»»

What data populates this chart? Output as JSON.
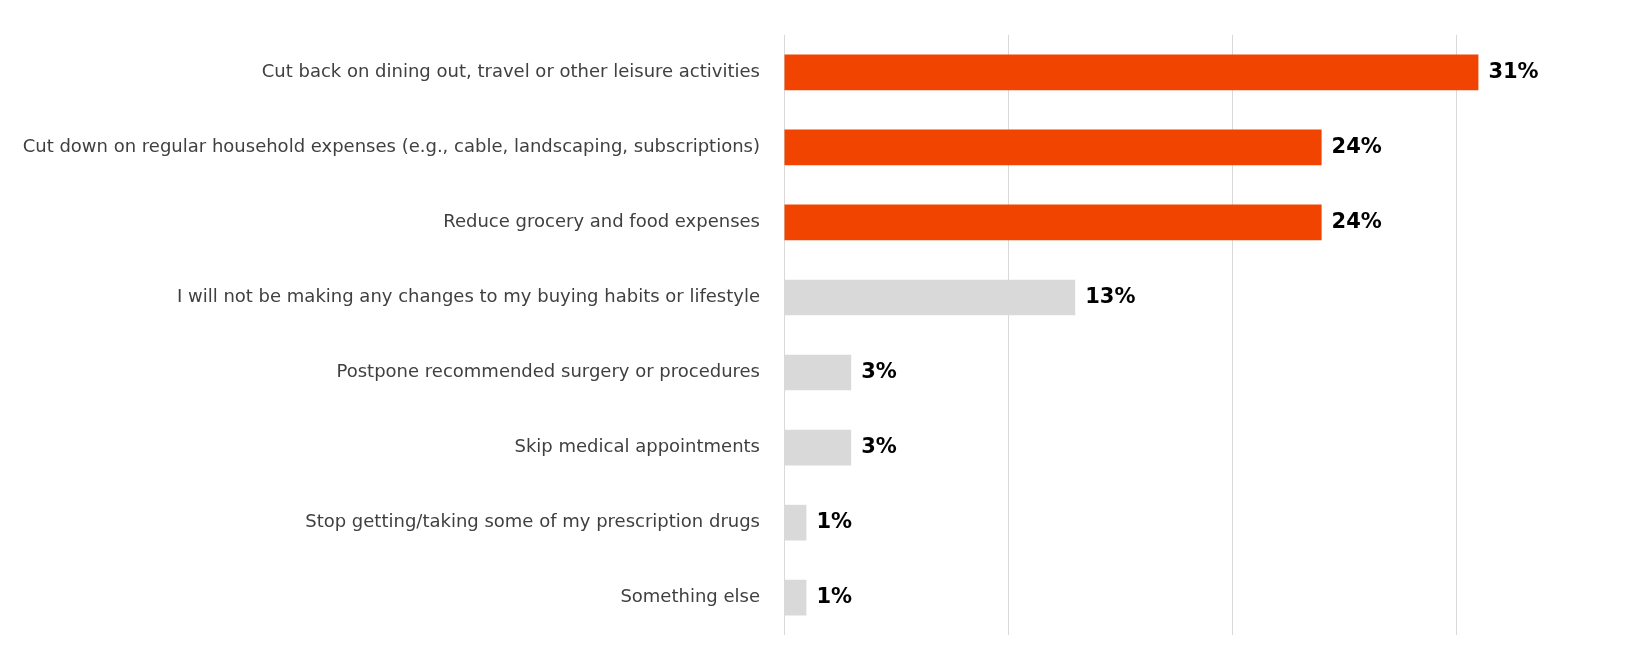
{
  "chart_data": {
    "type": "bar",
    "orientation": "horizontal",
    "categories": [
      "Cut back on dining out, travel or other leisure activities",
      "Cut down on regular household expenses (e.g., cable, landscaping, subscriptions)",
      "Reduce grocery and food expenses",
      "I will not be making any changes to my buying habits or lifestyle",
      "Postpone recommended surgery or procedures",
      "Skip medical appointments",
      "Stop getting/taking some of my prescription drugs",
      "Something else"
    ],
    "values": [
      31,
      24,
      24,
      13,
      3,
      3,
      1,
      1
    ],
    "colors": [
      "#f04400",
      "#f04400",
      "#f04400",
      "#d9d9d9",
      "#d9d9d9",
      "#d9d9d9",
      "#d9d9d9",
      "#d9d9d9"
    ],
    "value_labels": [
      "31%",
      "24%",
      "24%",
      "13%",
      "3%",
      "3%",
      "1%",
      "1%"
    ],
    "xticks": [
      {
        "value": 0,
        "label": null
      },
      {
        "value": 10,
        "label": null
      },
      {
        "value": 20,
        "label": null
      },
      {
        "value": 30,
        "label": null
      }
    ],
    "grid": "x",
    "legend": false,
    "tick_labels": "y"
  }
}
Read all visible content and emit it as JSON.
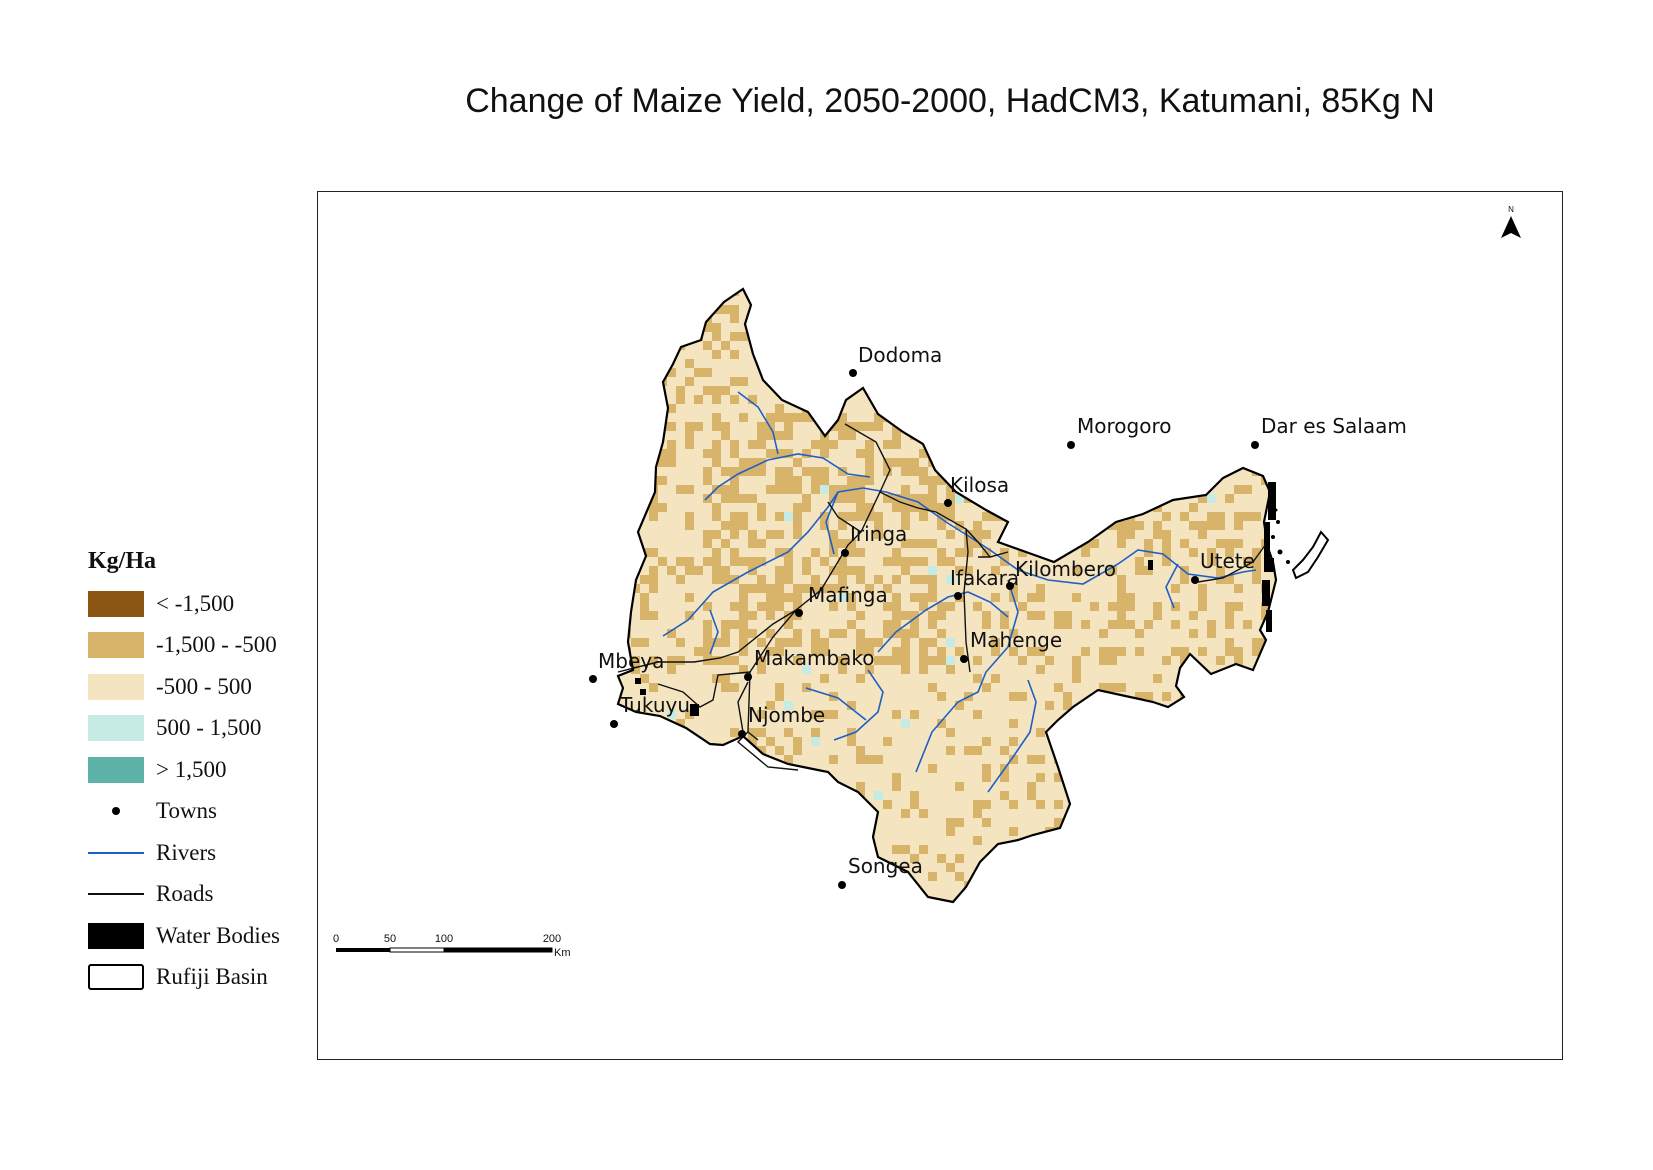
{
  "title": "Change of Maize Yield, 2050-2000, HadCM3, Katumani, 85Kg N",
  "legend": {
    "title": "Kg/Ha",
    "classes": [
      {
        "label": "< -1,500",
        "color": "#8b5513"
      },
      {
        "label": "-1,500 - -500",
        "color": "#d8b46a"
      },
      {
        "label": "-500 - 500",
        "color": "#f4e5c0"
      },
      {
        "label": "500 - 1,500",
        "color": "#c6ebe4"
      },
      {
        "label": "> 1,500",
        "color": "#5db3a8"
      }
    ],
    "towns": "Towns",
    "rivers": "Rivers",
    "roads": "Roads",
    "water_bodies": "Water Bodies",
    "basin": "Rufiji Basin"
  },
  "colors": {
    "river": "#1f5fc4",
    "road": "#111111",
    "water": "#000000"
  },
  "towns": [
    {
      "name": "Dodoma"
    },
    {
      "name": "Morogoro"
    },
    {
      "name": "Dar es Salaam"
    },
    {
      "name": "Kilosa"
    },
    {
      "name": "Iringa"
    },
    {
      "name": "Ifakara"
    },
    {
      "name": "Kilombero"
    },
    {
      "name": "Utete"
    },
    {
      "name": "Mafinga"
    },
    {
      "name": "Mahenge"
    },
    {
      "name": "Mbeya"
    },
    {
      "name": "Makambako"
    },
    {
      "name": "Tukuyu"
    },
    {
      "name": "Njombe"
    },
    {
      "name": "Songea"
    }
  ],
  "north_arrow": {
    "label": "N",
    "icon": "north-arrow-icon"
  },
  "scale_bar": {
    "ticks": [
      "0",
      "50",
      "100",
      "200"
    ],
    "unit": "Km"
  }
}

««

[Given exercise]
From the entries above, output every line exactly and omit any image.

[Completed exercise]
What data populates this chart? Output as JSON.
{
  "chart_data": {
    "type": "bar",
    "orientation": "horizontal",
    "categories": [
      "Cut back on dining out, travel or other leisure activities",
      "Cut down on regular household expenses (e.g., cable, landscaping, subscriptions)",
      "Reduce grocery and food expenses",
      "I will not be making any changes to my buying habits or lifestyle",
      "Postpone recommended surgery or procedures",
      "Skip medical appointments",
      "Stop getting/taking some of my prescription drugs",
      "Something else"
    ],
    "values": [
      31,
      24,
      24,
      13,
      3,
      3,
      1,
      1
    ],
    "colors": [
      "#f04400",
      "#f04400",
      "#f04400",
      "#d9d9d9",
      "#d9d9d9",
      "#d9d9d9",
      "#d9d9d9",
      "#d9d9d9"
    ],
    "value_labels": [
      "31%",
      "24%",
      "24%",
      "13%",
      "3%",
      "3%",
      "1%",
      "1%"
    ],
    "xticks": [
      {
        "value": 0,
        "label": null
      },
      {
        "value": 10,
        "label": null
      },
      {
        "value": 20,
        "label": null
      },
      {
        "value": 30,
        "label": null
      }
    ],
    "grid": "x",
    "legend": false,
    "tick_labels": "y"
  }
}
Read all visible content and emit it as JSON.
{
  "title": "Change of Maize Yield, 2050-2000, HadCM3, Katumani, 85Kg N",
  "legend": {
    "title": "Kg/Ha",
    "classes": [
      {
        "label": "< -1,500",
        "color": "#8b5513"
      },
      {
        "label": "-1,500 - -500",
        "color": "#d8b46a"
      },
      {
        "label": "-500 - 500",
        "color": "#f4e5c0"
      },
      {
        "label": "500 - 1,500",
        "color": "#c6ebe4"
      },
      {
        "label": "> 1,500",
        "color": "#5db3a8"
      }
    ],
    "towns": "Towns",
    "rivers": "Rivers",
    "roads": "Roads",
    "water_bodies": "Water Bodies",
    "basin": "Rufiji Basin"
  },
  "colors": {
    "river": "#1f5fc4",
    "road": "#111111",
    "water": "#000000"
  },
  "towns": [
    {
      "name": "Dodoma"
    },
    {
      "name": "Morogoro"
    },
    {
      "name": "Dar es Salaam"
    },
    {
      "name": "Kilosa"
    },
    {
      "name": "Iringa"
    },
    {
      "name": "Ifakara"
    },
    {
      "name": "Kilombero"
    },
    {
      "name": "Utete"
    },
    {
      "name": "Mafinga"
    },
    {
      "name": "Mahenge"
    },
    {
      "name": "Mbeya"
    },
    {
      "name": "Makambako"
    },
    {
      "name": "Tukuyu"
    },
    {
      "name": "Njombe"
    },
    {
      "name": "Songea"
    }
  ],
  "north_arrow": {
    "label": "N",
    "icon": "north-arrow-icon"
  },
  "scale_bar": {
    "ticks": [
      "0",
      "50",
      "100",
      "200"
    ],
    "unit": "Km"
  }
}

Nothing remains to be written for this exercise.